The exercise
Read the records below and copy each line that contains "Taquigrafía".

Available records
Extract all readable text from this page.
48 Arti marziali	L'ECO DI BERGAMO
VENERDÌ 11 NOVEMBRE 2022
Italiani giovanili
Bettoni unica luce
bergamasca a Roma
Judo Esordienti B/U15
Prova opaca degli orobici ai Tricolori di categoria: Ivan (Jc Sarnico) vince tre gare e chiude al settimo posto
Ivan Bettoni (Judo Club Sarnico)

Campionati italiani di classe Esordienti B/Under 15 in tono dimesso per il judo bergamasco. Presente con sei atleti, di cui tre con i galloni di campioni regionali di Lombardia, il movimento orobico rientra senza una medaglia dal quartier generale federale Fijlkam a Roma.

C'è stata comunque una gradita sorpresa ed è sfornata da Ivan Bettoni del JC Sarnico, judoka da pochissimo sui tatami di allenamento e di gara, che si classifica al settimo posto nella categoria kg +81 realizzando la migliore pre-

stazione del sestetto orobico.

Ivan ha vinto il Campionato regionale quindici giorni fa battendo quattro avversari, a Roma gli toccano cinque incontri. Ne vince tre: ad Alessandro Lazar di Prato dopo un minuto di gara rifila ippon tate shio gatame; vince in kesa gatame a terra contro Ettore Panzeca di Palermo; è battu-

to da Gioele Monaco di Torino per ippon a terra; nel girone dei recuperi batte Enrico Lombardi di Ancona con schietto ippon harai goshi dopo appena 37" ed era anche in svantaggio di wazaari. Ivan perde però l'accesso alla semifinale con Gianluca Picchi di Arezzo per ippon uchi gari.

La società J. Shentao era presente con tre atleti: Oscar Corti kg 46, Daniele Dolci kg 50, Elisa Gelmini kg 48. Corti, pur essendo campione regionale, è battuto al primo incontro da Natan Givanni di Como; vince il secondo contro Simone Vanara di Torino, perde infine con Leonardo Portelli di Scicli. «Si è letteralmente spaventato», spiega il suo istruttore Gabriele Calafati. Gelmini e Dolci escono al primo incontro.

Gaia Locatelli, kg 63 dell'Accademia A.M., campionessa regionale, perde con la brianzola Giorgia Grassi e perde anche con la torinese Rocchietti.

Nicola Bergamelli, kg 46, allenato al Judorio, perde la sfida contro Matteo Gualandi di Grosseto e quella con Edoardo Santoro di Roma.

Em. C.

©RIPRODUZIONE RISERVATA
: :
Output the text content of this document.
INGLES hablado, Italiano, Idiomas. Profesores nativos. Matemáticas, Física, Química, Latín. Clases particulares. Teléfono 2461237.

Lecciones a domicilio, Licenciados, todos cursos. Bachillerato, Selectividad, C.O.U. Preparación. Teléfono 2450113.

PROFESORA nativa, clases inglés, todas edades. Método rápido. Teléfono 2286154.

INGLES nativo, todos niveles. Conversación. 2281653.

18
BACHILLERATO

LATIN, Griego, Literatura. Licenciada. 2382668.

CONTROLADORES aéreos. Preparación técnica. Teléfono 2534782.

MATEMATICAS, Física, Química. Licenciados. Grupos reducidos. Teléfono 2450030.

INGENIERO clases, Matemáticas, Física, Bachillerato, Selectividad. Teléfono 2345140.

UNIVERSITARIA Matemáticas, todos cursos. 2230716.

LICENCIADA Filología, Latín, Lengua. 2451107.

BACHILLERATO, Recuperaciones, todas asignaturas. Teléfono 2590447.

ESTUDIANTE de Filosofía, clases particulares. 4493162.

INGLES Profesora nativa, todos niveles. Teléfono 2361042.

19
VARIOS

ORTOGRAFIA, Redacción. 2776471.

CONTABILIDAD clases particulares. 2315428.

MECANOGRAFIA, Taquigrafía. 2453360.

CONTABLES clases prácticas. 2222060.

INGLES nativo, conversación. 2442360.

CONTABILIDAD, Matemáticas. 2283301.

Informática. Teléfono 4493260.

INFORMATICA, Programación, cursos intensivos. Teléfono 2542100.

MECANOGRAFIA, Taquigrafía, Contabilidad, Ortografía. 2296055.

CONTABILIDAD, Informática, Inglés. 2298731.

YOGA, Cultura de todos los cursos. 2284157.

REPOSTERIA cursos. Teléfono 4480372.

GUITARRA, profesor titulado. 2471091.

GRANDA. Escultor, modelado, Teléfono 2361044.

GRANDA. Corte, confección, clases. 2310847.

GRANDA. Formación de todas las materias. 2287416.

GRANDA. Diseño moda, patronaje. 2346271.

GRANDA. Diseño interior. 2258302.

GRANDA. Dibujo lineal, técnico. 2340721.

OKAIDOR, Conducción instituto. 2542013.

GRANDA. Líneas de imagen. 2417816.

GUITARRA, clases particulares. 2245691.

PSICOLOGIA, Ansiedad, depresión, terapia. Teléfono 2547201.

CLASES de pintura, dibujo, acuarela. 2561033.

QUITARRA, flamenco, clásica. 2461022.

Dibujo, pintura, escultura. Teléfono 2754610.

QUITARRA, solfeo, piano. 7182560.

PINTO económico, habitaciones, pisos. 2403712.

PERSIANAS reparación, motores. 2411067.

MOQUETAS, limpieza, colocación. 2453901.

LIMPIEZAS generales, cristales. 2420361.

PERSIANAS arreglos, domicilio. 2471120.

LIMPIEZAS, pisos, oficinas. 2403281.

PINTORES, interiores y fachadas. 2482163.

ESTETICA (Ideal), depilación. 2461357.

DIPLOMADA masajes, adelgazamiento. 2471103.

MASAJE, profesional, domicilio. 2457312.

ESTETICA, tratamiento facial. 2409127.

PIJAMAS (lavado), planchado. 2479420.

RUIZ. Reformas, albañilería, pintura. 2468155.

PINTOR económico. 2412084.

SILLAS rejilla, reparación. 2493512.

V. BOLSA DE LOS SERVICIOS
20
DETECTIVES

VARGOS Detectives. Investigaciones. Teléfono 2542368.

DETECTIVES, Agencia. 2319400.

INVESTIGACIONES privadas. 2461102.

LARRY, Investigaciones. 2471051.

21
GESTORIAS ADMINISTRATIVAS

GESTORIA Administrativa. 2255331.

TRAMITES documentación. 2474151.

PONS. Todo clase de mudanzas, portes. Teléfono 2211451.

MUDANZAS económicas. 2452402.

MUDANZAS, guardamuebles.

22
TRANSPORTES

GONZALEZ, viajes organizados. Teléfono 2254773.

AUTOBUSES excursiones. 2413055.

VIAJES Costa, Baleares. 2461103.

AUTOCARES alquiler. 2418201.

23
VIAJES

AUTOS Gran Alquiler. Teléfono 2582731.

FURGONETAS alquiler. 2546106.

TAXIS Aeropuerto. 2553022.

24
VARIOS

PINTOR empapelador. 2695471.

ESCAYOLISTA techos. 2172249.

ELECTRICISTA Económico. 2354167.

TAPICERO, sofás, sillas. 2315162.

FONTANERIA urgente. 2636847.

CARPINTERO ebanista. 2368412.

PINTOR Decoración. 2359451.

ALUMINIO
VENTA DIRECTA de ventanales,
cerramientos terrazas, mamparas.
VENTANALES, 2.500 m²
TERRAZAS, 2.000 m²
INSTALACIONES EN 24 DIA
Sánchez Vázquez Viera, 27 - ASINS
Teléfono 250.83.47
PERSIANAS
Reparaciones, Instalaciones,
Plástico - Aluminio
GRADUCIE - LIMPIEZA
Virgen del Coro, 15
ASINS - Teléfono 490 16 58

Full solution
MECANOGRAFIA, Taquigrafía. 2453360.
MECANOGRAFIA, Taquigrafía, Contabilidad, Ortografía. 2296055.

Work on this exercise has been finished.